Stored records
>> begin

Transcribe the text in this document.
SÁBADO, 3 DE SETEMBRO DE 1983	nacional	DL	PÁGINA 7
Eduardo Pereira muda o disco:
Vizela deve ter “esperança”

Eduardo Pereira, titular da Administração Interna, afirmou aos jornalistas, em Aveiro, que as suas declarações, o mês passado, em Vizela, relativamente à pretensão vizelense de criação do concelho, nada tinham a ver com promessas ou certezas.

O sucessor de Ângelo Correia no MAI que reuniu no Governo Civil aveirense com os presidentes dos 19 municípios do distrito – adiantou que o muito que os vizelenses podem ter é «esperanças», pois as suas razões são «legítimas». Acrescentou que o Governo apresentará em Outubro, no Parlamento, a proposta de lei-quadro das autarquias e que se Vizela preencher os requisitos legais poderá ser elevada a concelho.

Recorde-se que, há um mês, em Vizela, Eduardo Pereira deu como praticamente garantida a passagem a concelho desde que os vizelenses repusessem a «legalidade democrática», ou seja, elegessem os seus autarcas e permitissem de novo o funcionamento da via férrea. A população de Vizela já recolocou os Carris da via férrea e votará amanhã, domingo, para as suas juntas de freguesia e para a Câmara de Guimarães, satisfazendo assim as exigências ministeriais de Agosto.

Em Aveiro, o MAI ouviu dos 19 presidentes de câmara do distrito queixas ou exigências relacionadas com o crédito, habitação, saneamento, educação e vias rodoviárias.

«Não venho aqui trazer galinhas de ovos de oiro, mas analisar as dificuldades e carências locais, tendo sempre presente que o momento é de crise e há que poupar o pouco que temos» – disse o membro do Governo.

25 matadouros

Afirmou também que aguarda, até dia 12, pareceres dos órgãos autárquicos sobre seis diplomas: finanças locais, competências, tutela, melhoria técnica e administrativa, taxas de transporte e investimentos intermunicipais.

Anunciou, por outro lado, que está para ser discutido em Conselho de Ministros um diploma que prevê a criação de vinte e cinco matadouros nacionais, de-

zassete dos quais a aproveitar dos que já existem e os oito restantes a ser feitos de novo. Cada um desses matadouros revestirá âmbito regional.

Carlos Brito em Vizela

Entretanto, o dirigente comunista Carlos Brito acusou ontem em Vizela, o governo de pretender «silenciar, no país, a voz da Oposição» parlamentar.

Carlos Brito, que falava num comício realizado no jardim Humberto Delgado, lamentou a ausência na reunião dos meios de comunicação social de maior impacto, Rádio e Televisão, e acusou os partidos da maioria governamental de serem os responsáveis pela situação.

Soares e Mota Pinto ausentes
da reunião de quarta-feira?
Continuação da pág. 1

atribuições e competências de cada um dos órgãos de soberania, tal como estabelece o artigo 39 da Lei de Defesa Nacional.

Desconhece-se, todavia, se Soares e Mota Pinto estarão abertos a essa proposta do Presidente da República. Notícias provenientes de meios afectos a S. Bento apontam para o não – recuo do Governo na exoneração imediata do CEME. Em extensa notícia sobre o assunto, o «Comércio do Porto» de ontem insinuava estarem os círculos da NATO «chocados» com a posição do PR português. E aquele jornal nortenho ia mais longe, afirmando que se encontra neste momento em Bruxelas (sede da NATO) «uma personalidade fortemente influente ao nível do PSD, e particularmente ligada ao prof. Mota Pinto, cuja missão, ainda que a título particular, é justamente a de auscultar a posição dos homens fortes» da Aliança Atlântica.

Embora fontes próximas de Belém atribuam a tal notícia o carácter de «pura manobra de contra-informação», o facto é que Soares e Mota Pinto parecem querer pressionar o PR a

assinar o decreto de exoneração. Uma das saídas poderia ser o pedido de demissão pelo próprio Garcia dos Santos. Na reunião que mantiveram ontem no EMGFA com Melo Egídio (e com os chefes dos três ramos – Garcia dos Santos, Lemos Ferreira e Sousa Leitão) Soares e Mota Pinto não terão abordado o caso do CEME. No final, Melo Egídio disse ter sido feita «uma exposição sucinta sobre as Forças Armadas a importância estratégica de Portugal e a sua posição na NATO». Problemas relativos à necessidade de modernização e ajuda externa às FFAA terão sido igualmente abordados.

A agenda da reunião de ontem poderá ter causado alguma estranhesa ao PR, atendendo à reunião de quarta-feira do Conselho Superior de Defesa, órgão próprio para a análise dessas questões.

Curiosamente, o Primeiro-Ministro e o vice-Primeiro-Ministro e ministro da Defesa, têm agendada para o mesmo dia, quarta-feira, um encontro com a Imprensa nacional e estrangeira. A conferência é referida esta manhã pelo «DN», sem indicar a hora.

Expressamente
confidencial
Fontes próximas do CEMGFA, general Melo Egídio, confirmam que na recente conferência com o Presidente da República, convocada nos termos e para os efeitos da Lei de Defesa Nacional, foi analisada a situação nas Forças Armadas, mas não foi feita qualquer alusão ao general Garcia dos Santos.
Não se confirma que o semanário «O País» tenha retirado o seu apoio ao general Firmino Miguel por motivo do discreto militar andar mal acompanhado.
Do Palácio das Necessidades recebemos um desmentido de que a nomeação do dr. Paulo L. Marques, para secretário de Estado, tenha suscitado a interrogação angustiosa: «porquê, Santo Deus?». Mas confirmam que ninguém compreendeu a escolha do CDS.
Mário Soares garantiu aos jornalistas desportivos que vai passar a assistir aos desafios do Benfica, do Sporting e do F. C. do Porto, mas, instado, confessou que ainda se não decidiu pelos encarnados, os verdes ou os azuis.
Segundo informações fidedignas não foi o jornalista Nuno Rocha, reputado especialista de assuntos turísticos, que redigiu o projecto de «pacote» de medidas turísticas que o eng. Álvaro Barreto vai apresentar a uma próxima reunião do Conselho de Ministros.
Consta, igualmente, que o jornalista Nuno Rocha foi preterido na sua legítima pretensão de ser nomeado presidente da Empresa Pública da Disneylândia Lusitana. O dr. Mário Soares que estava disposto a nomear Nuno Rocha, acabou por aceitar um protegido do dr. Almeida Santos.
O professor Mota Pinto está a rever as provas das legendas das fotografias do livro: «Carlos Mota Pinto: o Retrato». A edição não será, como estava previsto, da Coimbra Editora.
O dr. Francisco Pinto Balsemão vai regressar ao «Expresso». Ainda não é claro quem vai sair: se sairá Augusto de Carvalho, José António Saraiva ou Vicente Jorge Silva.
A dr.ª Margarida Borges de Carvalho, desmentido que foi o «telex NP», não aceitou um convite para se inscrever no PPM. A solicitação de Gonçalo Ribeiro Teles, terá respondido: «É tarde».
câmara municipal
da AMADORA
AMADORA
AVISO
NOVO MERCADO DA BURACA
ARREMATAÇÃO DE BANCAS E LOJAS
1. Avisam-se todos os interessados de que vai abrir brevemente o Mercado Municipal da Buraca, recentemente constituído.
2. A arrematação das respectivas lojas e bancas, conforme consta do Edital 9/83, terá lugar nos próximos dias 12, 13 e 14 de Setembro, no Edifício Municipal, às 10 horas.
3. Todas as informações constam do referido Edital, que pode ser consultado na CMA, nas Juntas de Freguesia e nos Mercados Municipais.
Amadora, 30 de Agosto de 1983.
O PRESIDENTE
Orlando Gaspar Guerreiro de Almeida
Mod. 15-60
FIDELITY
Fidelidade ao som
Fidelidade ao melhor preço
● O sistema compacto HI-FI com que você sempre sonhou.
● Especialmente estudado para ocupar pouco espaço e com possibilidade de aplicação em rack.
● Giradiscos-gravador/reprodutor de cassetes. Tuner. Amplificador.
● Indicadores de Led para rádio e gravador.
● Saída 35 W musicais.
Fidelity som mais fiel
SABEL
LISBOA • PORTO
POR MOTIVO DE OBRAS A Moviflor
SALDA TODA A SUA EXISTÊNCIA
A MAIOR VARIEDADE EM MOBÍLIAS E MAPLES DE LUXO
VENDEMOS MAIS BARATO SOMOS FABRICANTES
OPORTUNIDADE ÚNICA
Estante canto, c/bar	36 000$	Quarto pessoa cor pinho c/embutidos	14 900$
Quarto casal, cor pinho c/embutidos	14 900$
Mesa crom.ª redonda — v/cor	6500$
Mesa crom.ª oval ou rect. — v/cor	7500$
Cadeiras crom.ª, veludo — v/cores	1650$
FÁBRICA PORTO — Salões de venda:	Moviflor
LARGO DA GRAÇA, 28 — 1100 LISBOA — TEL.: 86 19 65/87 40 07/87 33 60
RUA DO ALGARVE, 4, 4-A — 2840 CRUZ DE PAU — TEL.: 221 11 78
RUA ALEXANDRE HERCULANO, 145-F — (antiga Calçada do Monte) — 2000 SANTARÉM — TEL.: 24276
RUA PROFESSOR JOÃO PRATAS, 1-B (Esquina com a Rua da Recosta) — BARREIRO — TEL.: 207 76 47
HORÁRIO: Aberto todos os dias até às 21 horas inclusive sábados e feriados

>> end

WHAT THIS TASK INVOLVES | Where a line in the entries holds "dias", copy that line.

SOLVED PROBLEM |
2. A arrematação das respectivas lojas e bancas, conforme consta do Edital 9/83, terá lugar nos próximos dias 12, 13 e 14 de Setembro, no Edifício Municipal, às 10 horas.
HORÁRIO: Aberto todos os dias até às 21 horas inclusive sábados e feriados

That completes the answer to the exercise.